■ **DATASET EXCERPTS**
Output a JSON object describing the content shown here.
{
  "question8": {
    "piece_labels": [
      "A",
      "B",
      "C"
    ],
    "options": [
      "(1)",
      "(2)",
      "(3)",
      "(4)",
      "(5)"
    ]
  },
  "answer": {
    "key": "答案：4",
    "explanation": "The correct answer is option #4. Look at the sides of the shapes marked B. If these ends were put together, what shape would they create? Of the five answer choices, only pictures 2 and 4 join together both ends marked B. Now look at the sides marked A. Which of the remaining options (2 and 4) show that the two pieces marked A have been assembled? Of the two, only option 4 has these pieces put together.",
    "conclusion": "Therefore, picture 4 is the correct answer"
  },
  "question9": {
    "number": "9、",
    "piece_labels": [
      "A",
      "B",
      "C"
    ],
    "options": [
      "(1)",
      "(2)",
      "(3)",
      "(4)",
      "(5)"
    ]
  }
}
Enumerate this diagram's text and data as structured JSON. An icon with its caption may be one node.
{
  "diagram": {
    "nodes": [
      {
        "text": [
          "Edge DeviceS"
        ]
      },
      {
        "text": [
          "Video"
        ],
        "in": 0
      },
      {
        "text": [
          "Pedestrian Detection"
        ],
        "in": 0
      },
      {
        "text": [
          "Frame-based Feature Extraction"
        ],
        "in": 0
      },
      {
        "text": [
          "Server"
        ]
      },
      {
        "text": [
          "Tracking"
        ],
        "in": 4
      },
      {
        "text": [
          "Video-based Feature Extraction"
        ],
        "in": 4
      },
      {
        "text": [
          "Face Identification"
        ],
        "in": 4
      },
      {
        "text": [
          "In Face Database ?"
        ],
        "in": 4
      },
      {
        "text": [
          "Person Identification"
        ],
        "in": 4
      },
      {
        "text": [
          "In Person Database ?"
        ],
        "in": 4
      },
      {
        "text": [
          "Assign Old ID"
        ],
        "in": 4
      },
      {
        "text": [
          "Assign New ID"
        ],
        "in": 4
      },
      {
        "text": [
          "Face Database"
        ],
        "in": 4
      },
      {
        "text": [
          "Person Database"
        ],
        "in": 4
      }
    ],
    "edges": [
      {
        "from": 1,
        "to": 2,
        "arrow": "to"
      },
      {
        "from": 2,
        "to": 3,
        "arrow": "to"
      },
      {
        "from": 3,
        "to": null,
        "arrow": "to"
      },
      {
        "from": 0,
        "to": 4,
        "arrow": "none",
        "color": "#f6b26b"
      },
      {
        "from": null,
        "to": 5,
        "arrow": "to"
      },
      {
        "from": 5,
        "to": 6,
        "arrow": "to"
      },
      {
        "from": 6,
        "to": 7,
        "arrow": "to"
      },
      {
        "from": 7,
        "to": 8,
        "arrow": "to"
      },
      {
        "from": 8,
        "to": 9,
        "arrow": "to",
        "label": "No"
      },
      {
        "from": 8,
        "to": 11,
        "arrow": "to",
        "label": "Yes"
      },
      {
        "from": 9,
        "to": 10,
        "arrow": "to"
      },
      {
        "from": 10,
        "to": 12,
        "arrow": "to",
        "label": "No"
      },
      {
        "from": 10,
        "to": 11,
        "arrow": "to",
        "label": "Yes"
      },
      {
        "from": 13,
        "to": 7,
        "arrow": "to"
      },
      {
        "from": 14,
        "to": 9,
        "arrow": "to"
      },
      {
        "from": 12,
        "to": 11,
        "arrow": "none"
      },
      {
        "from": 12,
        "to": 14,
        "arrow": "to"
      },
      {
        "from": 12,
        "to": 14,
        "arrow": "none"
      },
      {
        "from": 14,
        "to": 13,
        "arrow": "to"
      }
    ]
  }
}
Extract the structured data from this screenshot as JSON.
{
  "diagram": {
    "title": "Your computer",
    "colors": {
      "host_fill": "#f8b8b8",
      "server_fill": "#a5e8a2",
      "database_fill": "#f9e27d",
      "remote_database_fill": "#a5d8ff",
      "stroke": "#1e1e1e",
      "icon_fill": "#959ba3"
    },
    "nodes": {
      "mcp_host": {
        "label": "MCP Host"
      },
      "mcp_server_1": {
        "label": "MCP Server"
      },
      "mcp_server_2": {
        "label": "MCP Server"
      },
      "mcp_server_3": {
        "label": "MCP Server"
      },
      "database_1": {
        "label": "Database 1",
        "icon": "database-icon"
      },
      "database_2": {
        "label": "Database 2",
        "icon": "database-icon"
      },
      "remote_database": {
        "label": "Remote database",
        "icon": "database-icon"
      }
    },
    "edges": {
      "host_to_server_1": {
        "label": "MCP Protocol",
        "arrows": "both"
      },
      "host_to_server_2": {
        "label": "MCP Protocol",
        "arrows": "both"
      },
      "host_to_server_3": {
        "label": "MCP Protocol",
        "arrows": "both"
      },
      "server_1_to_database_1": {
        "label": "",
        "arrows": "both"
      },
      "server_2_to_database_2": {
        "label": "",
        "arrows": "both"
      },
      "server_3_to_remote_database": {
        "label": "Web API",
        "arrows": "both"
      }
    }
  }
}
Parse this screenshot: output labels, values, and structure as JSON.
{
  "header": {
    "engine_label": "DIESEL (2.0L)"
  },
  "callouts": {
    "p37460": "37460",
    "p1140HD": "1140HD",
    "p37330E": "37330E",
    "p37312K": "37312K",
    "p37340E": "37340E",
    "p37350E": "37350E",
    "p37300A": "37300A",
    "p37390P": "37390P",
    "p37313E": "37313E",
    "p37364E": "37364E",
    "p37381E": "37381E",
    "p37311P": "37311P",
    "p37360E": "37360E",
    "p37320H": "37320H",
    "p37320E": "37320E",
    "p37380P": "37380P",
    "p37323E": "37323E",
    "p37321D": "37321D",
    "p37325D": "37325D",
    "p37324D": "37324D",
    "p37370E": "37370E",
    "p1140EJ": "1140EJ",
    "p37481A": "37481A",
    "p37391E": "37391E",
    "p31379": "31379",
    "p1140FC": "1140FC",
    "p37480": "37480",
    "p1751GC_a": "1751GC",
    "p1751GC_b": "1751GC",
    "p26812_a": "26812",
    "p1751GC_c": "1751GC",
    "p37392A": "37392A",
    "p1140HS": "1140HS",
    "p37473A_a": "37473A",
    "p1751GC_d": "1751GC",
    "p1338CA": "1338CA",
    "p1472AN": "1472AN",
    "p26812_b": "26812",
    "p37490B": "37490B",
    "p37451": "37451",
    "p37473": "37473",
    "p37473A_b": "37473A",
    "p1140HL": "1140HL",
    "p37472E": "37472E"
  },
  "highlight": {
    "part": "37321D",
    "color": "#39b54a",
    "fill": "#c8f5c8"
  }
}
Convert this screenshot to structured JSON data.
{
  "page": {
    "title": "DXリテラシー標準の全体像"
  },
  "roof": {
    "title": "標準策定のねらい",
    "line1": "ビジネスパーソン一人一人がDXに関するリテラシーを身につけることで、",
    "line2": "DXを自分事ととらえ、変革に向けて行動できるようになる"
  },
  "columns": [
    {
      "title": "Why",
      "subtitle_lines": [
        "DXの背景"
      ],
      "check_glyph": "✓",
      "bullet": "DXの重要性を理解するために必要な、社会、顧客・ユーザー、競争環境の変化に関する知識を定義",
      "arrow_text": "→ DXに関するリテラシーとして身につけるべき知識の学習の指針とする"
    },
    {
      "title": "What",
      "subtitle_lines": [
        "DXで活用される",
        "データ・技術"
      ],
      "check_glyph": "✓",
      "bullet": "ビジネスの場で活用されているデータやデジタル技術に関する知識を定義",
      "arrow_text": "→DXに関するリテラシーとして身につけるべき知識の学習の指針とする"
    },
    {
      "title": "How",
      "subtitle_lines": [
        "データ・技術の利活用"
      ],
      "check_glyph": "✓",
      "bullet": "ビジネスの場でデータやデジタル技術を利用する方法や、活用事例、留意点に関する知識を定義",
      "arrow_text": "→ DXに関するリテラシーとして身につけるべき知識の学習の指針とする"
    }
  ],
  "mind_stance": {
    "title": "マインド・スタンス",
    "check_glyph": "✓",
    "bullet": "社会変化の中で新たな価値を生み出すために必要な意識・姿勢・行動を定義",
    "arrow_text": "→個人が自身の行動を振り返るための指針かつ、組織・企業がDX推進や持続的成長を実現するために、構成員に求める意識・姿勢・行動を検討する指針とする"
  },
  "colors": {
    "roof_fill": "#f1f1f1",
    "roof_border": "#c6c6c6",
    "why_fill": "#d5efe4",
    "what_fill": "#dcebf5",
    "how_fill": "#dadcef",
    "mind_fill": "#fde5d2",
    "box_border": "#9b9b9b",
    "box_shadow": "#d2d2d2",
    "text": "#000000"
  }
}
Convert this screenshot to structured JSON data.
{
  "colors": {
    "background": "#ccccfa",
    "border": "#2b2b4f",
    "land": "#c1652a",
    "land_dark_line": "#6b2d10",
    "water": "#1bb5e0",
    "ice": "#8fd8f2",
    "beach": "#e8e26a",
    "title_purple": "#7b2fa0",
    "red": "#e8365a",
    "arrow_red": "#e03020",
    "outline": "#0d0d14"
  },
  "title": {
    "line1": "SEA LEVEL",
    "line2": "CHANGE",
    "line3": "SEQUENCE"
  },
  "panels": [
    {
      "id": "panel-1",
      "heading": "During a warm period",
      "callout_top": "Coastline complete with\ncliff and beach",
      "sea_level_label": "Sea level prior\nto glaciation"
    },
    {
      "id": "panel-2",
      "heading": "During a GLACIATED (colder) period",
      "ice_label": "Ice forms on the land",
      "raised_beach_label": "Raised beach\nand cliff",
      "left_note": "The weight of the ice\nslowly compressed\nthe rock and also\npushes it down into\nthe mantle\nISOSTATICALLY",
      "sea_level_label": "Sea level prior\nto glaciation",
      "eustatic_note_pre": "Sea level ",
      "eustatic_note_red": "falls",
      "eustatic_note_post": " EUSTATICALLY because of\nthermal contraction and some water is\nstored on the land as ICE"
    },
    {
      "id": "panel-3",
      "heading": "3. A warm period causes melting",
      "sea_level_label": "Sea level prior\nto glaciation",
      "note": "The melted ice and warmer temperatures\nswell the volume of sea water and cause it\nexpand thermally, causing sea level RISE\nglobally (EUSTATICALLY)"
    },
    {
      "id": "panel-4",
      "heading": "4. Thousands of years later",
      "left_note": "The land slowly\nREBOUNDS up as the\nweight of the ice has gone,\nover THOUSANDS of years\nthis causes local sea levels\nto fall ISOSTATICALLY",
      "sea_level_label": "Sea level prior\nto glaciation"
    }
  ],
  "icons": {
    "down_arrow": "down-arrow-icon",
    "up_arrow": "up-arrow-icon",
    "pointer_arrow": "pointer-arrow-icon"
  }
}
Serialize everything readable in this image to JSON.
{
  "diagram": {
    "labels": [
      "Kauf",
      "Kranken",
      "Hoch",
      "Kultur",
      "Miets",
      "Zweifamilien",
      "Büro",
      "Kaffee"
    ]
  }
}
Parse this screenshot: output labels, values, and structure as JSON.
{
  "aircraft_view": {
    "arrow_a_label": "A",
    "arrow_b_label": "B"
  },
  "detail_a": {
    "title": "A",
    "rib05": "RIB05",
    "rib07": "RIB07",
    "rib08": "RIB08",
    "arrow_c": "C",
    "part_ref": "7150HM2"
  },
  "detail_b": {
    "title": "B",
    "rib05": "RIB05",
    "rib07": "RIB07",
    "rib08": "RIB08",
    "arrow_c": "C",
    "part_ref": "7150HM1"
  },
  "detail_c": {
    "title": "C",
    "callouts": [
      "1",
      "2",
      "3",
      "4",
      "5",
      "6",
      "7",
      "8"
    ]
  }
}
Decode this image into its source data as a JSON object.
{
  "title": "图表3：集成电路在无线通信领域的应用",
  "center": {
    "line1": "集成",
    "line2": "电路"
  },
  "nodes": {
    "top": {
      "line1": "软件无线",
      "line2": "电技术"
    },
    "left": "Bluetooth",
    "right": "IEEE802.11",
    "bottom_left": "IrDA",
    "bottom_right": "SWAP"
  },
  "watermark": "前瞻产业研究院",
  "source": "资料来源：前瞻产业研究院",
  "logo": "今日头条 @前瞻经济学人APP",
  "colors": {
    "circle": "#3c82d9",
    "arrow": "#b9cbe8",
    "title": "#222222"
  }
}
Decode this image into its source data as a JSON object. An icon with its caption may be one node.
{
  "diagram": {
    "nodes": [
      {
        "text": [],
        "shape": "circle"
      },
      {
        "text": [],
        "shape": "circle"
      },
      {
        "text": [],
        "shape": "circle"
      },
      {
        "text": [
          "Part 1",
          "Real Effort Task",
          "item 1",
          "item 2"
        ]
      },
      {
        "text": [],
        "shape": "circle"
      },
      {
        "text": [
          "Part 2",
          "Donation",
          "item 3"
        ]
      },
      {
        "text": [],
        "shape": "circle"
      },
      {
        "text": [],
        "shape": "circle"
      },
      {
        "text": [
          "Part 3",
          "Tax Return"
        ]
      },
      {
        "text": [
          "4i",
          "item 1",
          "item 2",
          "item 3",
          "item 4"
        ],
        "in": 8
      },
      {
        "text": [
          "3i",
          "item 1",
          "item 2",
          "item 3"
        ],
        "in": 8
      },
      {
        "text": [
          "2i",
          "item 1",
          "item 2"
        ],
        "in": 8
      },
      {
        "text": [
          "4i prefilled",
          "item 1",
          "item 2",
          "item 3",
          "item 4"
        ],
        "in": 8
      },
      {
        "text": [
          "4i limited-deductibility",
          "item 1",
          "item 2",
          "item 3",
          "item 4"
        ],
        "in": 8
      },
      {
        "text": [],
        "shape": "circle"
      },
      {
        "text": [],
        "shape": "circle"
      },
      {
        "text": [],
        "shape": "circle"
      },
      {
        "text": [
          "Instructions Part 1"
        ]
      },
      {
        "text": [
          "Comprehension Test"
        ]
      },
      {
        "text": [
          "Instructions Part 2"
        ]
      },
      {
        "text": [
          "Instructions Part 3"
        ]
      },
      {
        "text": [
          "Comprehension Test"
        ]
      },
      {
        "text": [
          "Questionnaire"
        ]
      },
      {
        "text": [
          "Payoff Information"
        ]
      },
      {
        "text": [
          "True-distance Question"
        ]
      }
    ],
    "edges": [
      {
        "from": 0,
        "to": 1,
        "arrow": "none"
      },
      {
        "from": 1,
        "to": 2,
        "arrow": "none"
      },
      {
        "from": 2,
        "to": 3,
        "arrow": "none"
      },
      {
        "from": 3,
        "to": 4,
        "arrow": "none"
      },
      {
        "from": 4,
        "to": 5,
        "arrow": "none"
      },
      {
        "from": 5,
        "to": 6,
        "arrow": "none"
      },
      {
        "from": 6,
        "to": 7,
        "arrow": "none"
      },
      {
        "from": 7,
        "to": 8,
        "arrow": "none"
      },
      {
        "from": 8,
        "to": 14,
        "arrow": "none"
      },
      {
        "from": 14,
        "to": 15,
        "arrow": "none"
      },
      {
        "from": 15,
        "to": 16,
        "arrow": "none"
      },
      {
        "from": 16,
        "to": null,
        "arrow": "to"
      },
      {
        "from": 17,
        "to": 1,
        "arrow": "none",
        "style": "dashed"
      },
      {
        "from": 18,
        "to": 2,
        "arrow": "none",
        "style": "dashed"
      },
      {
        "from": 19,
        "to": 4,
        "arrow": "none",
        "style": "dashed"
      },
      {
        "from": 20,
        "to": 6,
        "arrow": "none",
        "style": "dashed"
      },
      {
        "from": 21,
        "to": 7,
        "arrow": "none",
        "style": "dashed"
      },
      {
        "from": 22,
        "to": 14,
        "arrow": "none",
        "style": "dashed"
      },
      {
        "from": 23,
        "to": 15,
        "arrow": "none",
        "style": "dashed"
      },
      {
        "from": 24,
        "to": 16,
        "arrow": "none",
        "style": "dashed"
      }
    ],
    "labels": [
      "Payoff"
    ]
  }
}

■ **WHAT YOU NEED TO DO**
Copy every line from the records above that contains the word "based".

■ **RESPONSE**
          "Frame-based Feature Extraction"
          "Video-based Feature Extraction"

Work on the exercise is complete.